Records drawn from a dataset
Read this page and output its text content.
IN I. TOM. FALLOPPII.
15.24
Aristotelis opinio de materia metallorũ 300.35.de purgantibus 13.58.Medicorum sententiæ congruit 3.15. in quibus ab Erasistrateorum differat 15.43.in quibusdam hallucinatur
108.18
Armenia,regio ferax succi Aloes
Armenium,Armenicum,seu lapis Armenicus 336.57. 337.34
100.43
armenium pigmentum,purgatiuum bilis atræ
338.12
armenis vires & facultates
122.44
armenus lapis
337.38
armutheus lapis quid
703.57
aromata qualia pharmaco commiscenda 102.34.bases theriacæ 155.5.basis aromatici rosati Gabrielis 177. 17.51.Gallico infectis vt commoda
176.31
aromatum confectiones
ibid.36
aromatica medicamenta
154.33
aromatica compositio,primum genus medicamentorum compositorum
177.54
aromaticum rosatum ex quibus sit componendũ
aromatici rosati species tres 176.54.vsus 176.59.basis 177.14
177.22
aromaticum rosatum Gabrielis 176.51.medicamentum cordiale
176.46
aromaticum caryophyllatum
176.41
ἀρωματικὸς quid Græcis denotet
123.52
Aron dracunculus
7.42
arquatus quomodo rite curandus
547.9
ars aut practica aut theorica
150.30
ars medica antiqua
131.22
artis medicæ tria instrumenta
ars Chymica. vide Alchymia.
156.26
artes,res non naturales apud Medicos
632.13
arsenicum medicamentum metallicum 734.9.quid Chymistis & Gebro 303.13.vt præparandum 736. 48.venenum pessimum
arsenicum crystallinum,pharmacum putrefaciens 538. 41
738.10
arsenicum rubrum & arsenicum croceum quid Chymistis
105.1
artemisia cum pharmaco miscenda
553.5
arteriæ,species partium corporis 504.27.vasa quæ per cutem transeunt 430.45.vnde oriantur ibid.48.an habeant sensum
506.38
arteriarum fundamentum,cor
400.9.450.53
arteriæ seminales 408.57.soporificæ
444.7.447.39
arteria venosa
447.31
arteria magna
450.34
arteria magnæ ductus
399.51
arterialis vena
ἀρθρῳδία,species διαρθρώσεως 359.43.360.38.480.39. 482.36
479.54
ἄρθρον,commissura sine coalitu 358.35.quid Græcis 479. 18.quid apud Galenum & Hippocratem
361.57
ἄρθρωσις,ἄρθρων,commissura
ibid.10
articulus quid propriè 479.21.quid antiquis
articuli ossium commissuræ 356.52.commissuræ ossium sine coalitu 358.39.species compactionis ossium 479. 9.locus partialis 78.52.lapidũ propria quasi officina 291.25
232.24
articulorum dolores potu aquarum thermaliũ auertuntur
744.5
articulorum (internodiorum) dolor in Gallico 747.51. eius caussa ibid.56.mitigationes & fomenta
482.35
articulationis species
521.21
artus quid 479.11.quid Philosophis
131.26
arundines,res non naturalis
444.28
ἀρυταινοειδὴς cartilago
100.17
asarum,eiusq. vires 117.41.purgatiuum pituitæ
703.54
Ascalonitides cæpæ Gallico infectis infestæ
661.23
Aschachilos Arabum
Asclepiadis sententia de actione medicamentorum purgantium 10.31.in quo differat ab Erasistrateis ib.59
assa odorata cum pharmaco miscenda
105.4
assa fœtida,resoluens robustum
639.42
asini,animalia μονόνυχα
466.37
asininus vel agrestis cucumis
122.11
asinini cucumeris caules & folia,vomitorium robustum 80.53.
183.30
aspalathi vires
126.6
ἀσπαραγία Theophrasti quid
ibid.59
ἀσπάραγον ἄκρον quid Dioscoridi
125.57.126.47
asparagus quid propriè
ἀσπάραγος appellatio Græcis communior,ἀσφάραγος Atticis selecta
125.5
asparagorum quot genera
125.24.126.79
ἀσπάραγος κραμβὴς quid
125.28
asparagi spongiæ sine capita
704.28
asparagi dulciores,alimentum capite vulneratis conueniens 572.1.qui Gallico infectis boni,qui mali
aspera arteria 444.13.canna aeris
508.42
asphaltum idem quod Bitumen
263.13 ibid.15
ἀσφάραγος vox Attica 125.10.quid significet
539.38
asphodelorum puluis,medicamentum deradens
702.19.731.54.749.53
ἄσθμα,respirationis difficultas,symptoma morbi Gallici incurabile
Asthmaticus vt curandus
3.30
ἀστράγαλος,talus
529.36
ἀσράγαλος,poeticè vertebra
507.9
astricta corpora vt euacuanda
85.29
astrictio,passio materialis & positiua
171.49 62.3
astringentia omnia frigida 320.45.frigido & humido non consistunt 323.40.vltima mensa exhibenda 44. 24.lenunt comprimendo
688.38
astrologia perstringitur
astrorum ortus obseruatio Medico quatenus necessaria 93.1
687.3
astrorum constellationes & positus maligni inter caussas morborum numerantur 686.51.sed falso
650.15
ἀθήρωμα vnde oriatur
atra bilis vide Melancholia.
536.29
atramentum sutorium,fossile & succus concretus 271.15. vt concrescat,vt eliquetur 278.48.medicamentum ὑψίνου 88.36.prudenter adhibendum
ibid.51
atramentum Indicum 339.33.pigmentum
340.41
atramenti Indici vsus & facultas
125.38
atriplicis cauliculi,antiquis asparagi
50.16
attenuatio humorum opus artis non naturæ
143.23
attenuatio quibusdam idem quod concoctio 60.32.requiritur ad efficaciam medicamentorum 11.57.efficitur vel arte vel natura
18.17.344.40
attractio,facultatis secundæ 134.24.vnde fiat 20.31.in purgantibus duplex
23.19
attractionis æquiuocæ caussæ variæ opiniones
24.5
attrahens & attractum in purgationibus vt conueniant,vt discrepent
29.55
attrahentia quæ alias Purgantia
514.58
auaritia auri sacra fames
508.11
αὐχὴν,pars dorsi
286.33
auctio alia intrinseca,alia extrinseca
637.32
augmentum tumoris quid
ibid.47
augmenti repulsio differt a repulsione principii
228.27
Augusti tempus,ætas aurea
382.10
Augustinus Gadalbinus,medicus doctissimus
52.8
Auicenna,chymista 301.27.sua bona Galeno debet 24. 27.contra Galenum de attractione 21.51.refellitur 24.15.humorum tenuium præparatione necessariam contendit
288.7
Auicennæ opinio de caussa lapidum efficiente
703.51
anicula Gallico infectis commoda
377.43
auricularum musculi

THE PROBLEM: From the entries above, pull out each line that includes "artis".

ANSWER TO THIS TASK:
artis medicæ tria instrumenta
attenuatio humorum opus artis non naturæ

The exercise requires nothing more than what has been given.